Task requirements: Determine which lines of the records include the word "title", and copy them.

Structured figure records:
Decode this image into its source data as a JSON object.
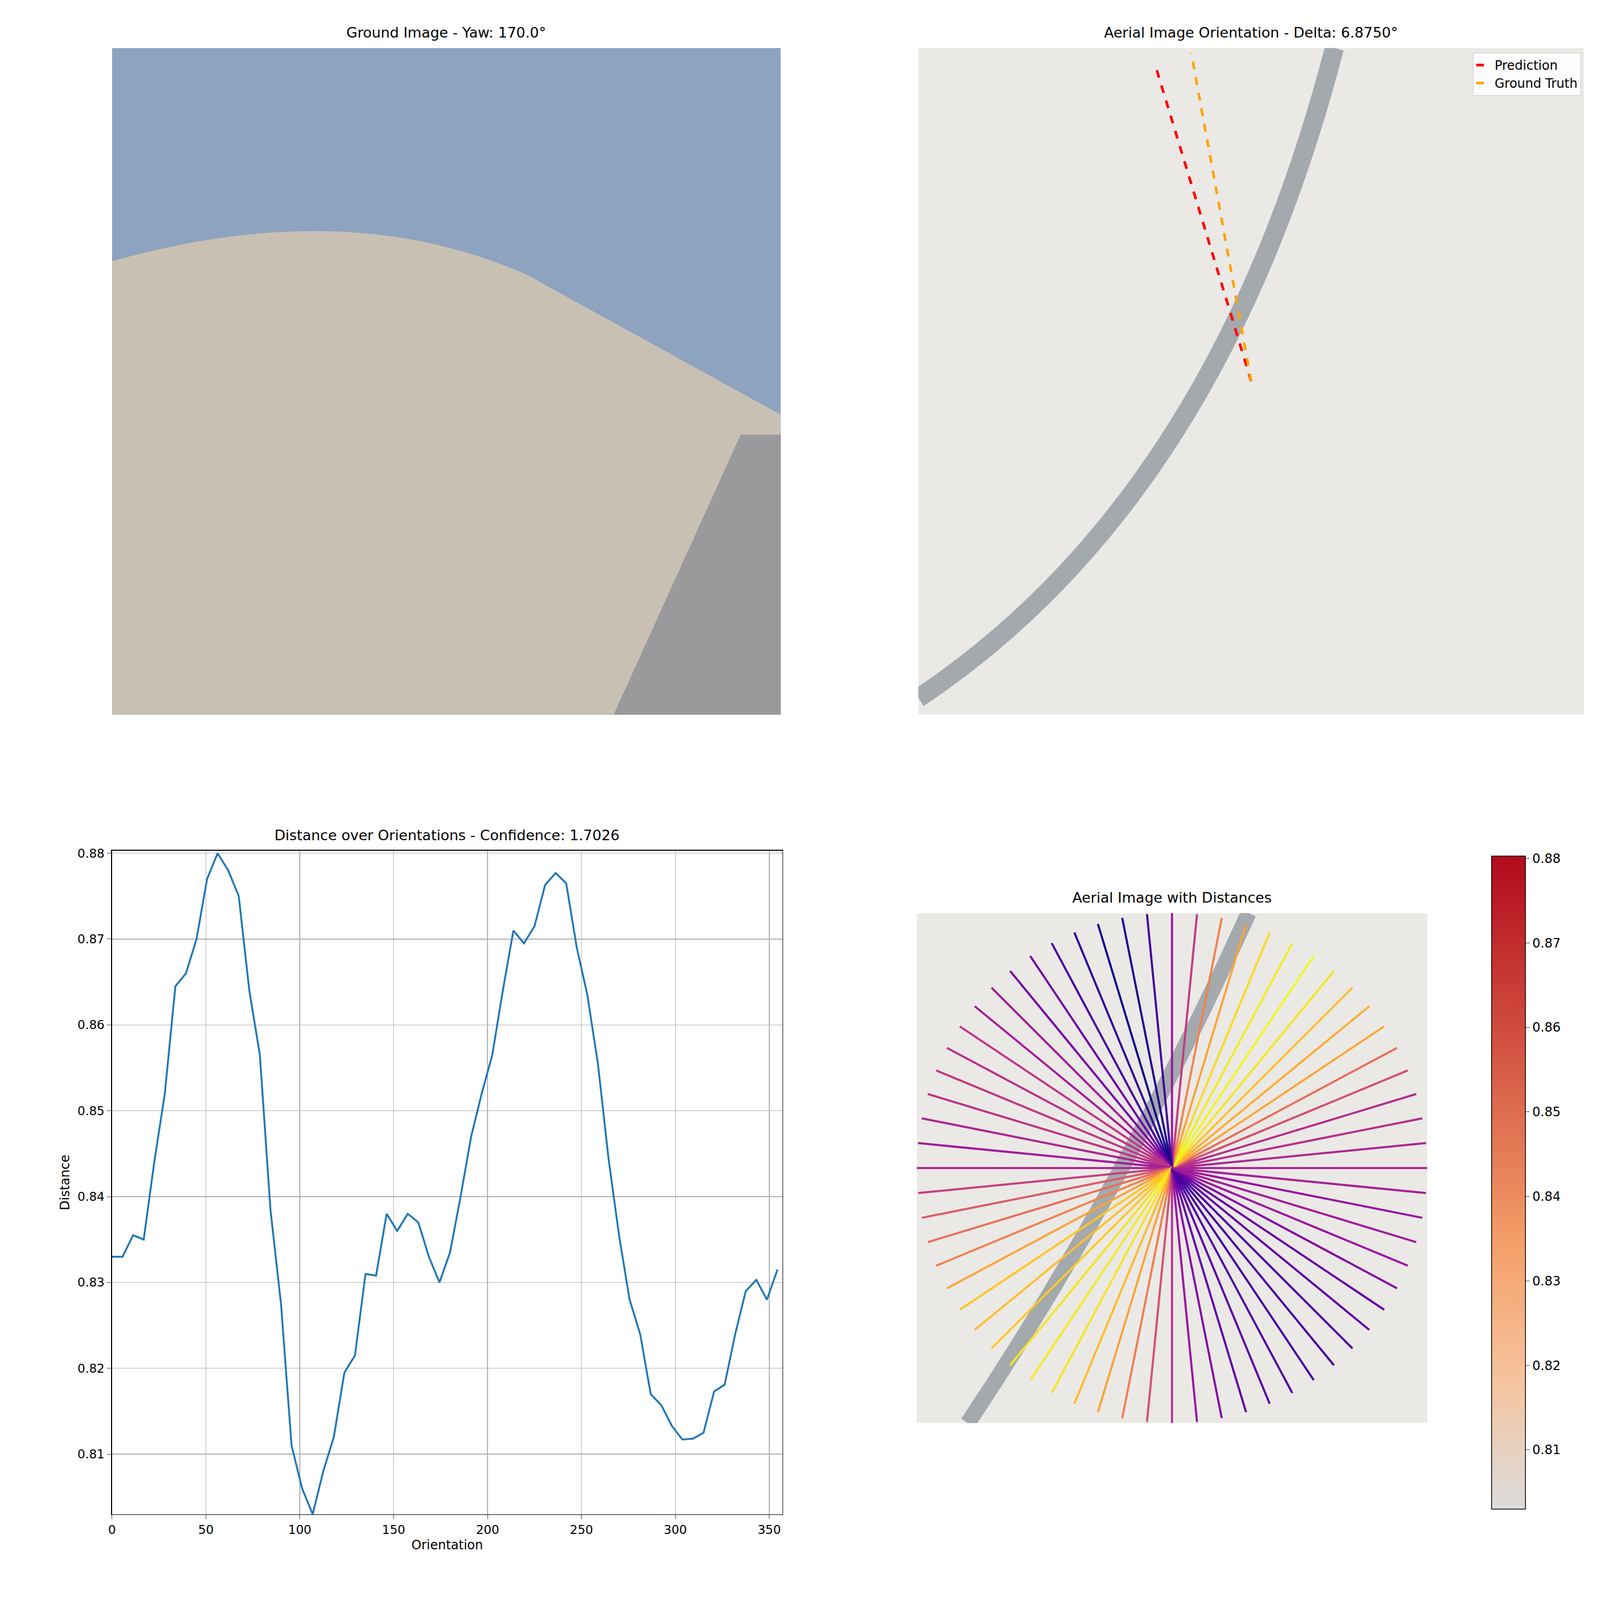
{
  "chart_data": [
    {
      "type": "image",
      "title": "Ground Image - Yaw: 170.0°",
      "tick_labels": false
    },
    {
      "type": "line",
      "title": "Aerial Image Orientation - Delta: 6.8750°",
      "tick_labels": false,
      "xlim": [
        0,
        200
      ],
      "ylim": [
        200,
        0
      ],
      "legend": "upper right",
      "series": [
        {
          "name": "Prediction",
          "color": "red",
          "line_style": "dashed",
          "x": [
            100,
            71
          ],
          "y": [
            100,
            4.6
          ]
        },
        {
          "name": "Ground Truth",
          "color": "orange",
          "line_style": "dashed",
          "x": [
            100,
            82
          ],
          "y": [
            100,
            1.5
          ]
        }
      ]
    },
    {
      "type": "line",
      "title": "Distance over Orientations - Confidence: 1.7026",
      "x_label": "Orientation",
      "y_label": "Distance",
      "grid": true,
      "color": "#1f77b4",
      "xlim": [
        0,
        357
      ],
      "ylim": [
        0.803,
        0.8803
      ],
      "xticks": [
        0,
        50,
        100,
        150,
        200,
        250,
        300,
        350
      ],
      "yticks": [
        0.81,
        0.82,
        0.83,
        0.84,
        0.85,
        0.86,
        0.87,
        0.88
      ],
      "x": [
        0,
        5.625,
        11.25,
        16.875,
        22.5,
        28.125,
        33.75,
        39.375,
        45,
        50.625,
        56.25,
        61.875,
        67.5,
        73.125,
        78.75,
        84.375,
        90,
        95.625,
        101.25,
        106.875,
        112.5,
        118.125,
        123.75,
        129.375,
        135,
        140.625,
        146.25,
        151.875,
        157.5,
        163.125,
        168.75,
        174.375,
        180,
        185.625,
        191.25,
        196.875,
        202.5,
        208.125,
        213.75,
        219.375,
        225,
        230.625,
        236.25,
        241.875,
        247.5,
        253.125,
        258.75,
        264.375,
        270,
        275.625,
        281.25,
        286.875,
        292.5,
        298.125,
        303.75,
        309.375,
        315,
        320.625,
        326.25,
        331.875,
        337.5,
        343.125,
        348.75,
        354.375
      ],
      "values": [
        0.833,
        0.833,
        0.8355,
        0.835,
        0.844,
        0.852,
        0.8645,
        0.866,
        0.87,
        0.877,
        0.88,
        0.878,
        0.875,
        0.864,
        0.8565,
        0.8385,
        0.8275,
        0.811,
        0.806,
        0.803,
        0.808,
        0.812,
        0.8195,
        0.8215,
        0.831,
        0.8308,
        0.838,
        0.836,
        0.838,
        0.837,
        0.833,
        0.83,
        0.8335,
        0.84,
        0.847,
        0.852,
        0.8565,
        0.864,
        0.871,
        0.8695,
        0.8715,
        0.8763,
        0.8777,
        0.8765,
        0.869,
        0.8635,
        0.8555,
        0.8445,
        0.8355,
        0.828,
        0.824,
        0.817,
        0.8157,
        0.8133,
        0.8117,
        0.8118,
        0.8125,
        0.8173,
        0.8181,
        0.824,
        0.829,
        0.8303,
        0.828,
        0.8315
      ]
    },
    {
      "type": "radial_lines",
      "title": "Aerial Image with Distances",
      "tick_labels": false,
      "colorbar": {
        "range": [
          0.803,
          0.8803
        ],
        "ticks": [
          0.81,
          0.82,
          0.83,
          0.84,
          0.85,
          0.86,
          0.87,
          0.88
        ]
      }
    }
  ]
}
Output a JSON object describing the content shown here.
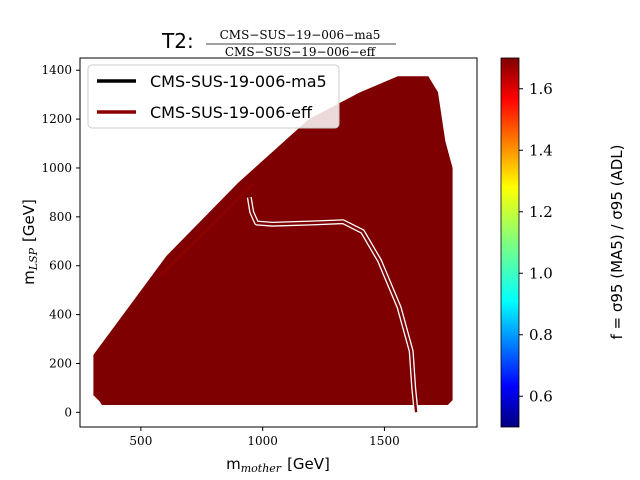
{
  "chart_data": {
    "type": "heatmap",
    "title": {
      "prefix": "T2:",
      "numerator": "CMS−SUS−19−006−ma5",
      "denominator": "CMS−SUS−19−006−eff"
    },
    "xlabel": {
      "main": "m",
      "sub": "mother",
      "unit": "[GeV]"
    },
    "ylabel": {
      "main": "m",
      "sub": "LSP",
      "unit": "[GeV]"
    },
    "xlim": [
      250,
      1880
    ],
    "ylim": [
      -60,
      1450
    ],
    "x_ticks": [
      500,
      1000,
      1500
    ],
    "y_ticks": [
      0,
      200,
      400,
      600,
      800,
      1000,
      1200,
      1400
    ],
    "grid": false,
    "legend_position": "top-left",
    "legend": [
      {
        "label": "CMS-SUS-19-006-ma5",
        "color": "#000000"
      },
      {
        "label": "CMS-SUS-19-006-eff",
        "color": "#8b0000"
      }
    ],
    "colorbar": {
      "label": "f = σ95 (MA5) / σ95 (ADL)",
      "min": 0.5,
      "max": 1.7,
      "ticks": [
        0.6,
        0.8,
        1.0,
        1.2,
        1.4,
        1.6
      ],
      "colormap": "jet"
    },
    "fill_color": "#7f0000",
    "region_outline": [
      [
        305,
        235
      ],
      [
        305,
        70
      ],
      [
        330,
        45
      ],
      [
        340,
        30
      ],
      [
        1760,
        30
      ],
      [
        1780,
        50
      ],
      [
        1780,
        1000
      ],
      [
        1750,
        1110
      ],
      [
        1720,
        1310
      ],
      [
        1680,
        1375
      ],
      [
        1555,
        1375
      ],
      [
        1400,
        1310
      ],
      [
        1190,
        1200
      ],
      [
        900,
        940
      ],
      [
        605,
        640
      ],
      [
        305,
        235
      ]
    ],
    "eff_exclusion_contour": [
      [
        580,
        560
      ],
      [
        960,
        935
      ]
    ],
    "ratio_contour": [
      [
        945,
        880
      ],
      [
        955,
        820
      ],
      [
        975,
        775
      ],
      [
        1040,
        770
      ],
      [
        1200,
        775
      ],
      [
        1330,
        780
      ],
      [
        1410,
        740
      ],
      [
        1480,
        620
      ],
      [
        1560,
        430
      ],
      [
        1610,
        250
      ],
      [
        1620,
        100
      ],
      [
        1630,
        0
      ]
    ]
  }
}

Output for this exercise:
      "title": "Ground Image - Yaw: 170.0°",
      "title": "Aerial Image Orientation - Delta: 6.8750°",
      "title": "Distance over Orientations - Confidence: 1.7026",
      "title": "Aerial Image with Distances",
    "title": {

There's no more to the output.